### Given task
Extract every entry word for word.

### Data shown
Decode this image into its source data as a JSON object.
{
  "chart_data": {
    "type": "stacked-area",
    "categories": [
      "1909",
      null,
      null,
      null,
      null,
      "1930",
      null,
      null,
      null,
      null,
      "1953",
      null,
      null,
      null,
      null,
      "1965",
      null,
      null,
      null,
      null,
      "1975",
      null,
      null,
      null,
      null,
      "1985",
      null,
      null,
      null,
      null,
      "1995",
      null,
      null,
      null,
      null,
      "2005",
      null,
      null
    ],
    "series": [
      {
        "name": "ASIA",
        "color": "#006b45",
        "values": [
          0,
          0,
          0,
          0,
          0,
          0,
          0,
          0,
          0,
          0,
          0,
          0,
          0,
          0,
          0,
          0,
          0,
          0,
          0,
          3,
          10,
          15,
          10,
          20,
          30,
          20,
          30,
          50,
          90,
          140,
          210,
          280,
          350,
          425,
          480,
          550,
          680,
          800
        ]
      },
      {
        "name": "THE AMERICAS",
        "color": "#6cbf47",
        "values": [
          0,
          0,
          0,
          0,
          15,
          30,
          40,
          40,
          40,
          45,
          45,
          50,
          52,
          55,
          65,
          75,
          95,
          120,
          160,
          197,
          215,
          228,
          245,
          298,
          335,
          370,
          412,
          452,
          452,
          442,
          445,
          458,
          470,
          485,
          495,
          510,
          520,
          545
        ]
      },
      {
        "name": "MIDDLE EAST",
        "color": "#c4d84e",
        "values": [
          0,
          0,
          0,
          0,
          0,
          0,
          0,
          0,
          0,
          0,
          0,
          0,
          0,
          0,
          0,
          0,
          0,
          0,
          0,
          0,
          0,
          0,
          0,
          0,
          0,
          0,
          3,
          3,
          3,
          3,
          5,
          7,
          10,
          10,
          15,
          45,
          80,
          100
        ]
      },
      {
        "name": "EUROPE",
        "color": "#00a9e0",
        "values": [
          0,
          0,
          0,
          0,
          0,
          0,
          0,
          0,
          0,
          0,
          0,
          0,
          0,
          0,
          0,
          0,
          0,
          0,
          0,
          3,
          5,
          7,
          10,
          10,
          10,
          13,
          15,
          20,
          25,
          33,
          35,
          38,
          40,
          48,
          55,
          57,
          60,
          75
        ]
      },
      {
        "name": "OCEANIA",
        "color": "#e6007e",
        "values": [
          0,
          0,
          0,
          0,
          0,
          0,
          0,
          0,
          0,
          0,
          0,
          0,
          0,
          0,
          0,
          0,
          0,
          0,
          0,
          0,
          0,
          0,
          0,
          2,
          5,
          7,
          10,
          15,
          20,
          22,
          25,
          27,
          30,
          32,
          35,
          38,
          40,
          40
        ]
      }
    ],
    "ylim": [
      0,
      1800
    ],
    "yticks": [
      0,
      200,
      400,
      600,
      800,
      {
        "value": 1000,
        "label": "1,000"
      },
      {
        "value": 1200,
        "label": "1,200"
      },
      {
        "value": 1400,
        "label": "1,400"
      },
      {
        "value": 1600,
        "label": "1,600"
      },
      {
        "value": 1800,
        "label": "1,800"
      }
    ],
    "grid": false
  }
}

### Full solution
Decode this image into its source data as a JSON object.
{
  "chart_data": {
    "type": "stacked-area",
    "categories": [
      "1909",
      null,
      null,
      null,
      null,
      "1930",
      null,
      null,
      null,
      null,
      "1953",
      null,
      null,
      null,
      null,
      "1965",
      null,
      null,
      null,
      null,
      "1975",
      null,
      null,
      null,
      null,
      "1985",
      null,
      null,
      null,
      null,
      "1995",
      null,
      null,
      null,
      null,
      "2005",
      null,
      null
    ],
    "series": [
      {
        "name": "ASIA",
        "color": "#006b45",
        "values": [
          0,
          0,
          0,
          0,
          0,
          0,
          0,
          0,
          0,
          0,
          0,
          0,
          0,
          0,
          0,
          0,
          0,
          0,
          0,
          3,
          10,
          15,
          10,
          20,
          30,
          20,
          30,
          50,
          90,
          140,
          210,
          280,
          350,
          425,
          480,
          550,
          680,
          800
        ]
      },
      {
        "name": "THE AMERICAS",
        "color": "#6cbf47",
        "values": [
          0,
          0,
          0,
          0,
          15,
          30,
          40,
          40,
          40,
          45,
          45,
          50,
          52,
          55,
          65,
          75,
          95,
          120,
          160,
          197,
          215,
          228,
          245,
          298,
          335,
          370,
          412,
          452,
          452,
          442,
          445,
          458,
          470,
          485,
          495,
          510,
          520,
          545
        ]
      },
      {
        "name": "MIDDLE EAST",
        "color": "#c4d84e",
        "values": [
          0,
          0,
          0,
          0,
          0,
          0,
          0,
          0,
          0,
          0,
          0,
          0,
          0,
          0,
          0,
          0,
          0,
          0,
          0,
          0,
          0,
          0,
          0,
          0,
          0,
          0,
          3,
          3,
          3,
          3,
          5,
          7,
          10,
          10,
          15,
          45,
          80,
          100
        ]
      },
      {
        "name": "EUROPE",
        "color": "#00a9e0",
        "values": [
          0,
          0,
          0,
          0,
          0,
          0,
          0,
          0,
          0,
          0,
          0,
          0,
          0,
          0,
          0,
          0,
          0,
          0,
          0,
          3,
          5,
          7,
          10,
          10,
          10,
          13,
          15,
          20,
          25,
          33,
          35,
          38,
          40,
          48,
          55,
          57,
          60,
          75
        ]
      },
      {
        "name": "OCEANIA",
        "color": "#e6007e",
        "values": [
          0,
          0,
          0,
          0,
          0,
          0,
          0,
          0,
          0,
          0,
          0,
          0,
          0,
          0,
          0,
          0,
          0,
          0,
          0,
          0,
          0,
          0,
          0,
          2,
          5,
          7,
          10,
          15,
          20,
          22,
          25,
          27,
          30,
          32,
          35,
          38,
          40,
          40
        ]
      }
    ],
    "ylim": [
      0,
      1800
    ],
    "yticks": [
      0,
      200,
      400,
      600,
      800,
      {
        "value": 1000,
        "label": "1,000"
      },
      {
        "value": 1200,
        "label": "1,200"
      },
      {
        "value": 1400,
        "label": "1,400"
      },
      {
        "value": 1600,
        "label": "1,600"
      },
      {
        "value": 1800,
        "label": "1,800"
      }
    ],
    "grid": false
  }
}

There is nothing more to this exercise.